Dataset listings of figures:
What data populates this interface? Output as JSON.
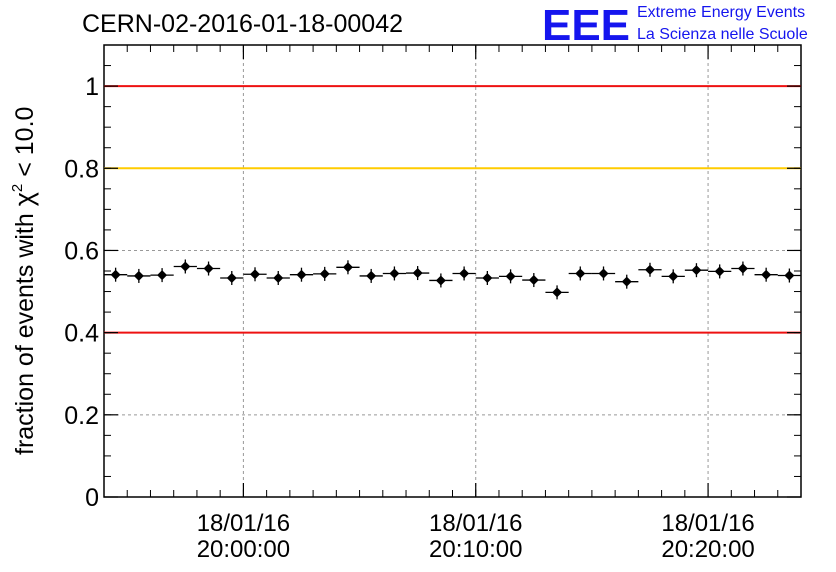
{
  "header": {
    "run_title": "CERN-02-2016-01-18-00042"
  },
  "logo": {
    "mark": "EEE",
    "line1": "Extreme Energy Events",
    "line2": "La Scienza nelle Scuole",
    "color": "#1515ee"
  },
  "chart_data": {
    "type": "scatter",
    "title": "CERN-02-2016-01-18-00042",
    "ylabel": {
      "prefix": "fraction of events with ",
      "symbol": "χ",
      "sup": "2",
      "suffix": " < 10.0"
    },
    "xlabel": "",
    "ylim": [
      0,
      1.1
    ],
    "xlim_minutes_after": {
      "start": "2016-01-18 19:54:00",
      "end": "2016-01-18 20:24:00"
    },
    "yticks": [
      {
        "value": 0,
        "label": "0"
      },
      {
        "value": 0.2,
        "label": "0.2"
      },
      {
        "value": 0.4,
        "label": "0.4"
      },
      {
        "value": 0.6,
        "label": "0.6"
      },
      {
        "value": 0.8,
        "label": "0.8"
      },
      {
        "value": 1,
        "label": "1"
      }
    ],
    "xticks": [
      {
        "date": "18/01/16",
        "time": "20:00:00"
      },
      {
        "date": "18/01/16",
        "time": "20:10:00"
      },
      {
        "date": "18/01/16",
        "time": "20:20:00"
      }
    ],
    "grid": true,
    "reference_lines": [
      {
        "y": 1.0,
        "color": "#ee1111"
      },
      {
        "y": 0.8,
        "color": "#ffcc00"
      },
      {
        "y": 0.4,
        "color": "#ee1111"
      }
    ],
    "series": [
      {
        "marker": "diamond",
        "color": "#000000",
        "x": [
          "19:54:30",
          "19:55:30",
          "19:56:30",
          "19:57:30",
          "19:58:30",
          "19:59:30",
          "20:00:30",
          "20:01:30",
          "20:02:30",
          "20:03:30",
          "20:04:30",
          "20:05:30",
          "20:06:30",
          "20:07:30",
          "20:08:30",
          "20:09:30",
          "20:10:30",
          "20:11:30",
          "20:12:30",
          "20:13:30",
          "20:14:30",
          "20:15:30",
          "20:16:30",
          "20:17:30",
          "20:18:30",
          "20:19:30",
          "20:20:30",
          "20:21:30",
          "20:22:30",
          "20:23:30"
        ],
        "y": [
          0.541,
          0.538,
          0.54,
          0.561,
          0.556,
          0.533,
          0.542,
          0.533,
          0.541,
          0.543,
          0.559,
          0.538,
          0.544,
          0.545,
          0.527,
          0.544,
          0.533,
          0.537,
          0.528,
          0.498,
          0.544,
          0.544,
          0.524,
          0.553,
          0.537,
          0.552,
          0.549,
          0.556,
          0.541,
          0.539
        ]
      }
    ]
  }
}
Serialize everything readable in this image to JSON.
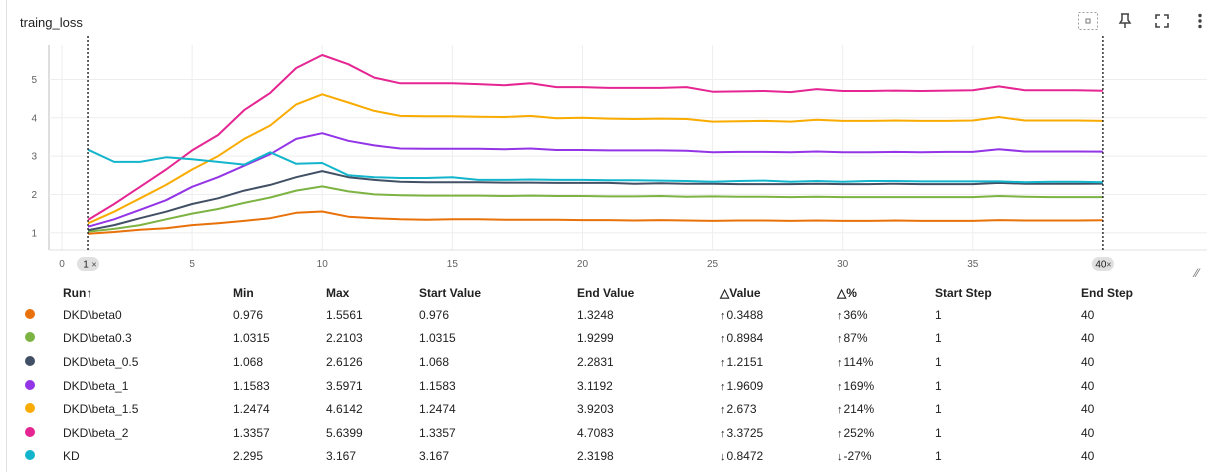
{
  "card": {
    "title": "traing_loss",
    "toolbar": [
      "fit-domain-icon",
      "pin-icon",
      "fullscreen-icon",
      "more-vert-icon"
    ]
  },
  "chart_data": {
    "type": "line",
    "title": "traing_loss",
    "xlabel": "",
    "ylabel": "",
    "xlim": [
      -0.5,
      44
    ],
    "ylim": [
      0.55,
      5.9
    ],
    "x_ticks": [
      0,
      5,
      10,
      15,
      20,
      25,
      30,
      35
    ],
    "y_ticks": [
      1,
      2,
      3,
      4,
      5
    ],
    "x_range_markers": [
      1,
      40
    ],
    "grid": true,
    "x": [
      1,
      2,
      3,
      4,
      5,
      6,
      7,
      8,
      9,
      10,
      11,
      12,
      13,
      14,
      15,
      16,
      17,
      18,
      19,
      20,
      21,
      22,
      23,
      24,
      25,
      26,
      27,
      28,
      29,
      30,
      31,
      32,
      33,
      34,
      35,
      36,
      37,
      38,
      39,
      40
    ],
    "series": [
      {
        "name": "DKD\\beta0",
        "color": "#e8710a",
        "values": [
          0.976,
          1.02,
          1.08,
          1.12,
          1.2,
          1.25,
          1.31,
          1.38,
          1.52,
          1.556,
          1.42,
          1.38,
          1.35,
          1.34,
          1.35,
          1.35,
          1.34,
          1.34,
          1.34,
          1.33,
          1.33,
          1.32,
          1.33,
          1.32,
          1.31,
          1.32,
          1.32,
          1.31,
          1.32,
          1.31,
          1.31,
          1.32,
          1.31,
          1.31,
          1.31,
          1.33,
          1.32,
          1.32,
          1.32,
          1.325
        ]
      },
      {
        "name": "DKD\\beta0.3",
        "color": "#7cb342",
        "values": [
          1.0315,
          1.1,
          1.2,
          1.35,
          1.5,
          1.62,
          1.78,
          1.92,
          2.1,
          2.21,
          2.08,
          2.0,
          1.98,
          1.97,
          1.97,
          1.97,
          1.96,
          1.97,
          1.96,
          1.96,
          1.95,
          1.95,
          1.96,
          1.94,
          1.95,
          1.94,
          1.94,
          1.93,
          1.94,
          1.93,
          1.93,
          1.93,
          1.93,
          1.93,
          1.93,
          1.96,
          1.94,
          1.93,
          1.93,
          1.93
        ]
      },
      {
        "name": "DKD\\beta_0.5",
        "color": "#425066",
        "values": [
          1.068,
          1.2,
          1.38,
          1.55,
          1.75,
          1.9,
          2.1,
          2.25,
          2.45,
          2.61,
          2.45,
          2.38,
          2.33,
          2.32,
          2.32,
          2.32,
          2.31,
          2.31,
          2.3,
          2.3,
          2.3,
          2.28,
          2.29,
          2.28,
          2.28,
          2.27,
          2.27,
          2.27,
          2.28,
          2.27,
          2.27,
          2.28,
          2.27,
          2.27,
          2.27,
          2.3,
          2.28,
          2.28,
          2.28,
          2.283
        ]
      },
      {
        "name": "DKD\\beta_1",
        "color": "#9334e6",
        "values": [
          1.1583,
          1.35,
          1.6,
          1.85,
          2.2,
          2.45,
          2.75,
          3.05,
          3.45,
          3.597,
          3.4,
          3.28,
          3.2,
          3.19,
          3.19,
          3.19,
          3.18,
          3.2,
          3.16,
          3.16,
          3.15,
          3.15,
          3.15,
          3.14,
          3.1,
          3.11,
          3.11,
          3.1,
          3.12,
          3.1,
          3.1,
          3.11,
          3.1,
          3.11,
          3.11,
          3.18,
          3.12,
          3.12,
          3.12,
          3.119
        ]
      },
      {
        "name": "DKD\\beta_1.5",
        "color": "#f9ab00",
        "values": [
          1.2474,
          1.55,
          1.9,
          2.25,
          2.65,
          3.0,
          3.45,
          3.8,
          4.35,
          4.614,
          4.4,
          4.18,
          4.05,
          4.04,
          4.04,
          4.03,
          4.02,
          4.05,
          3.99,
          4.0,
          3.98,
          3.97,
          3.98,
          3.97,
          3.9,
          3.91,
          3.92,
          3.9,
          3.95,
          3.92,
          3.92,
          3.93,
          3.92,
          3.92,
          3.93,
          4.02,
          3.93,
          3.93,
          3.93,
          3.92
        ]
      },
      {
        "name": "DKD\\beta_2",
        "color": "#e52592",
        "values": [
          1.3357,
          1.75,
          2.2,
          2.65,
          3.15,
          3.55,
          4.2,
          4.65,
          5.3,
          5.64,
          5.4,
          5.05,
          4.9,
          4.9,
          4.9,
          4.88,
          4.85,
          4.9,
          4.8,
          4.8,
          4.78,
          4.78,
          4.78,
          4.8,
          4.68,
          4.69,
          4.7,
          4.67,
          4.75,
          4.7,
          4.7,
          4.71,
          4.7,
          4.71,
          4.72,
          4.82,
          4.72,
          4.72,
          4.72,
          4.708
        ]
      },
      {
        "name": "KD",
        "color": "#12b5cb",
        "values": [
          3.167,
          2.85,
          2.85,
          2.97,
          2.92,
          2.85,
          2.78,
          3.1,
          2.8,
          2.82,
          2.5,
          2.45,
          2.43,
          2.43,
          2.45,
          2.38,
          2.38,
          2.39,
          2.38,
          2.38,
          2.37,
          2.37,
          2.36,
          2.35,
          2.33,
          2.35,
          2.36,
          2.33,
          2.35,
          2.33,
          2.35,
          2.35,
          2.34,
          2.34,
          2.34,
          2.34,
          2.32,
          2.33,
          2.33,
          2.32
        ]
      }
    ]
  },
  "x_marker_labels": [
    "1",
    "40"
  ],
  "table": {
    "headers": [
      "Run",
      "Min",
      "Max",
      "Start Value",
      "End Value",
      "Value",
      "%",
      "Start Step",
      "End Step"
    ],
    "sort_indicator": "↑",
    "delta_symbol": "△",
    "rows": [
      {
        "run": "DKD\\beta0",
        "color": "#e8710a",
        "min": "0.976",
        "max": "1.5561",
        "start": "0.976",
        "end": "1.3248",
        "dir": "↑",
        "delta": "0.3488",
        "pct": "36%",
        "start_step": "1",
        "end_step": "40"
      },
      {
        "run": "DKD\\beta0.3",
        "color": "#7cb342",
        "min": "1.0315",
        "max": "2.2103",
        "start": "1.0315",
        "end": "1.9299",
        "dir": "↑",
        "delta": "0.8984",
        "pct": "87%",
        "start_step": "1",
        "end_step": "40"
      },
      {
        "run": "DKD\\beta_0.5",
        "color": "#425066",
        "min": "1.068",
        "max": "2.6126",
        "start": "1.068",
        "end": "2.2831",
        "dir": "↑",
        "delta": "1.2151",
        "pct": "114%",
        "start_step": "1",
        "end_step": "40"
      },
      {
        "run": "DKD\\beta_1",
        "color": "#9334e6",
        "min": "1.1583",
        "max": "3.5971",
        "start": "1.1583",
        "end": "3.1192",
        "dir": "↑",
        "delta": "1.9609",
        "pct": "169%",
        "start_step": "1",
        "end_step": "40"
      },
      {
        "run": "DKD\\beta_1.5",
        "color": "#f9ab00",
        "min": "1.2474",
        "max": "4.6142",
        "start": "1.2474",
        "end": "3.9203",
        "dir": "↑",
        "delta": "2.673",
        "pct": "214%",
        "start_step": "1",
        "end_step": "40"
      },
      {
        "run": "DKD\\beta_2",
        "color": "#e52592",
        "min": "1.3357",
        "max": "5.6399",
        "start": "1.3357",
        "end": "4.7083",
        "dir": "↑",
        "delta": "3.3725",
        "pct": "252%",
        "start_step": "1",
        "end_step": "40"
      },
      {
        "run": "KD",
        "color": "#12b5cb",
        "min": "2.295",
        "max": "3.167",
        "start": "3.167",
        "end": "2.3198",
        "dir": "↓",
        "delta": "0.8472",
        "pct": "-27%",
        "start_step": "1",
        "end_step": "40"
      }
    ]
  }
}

■ Directive
Answer with one number: how many lines of the entries above include the word "CERN".

■ Solution to this exercise
2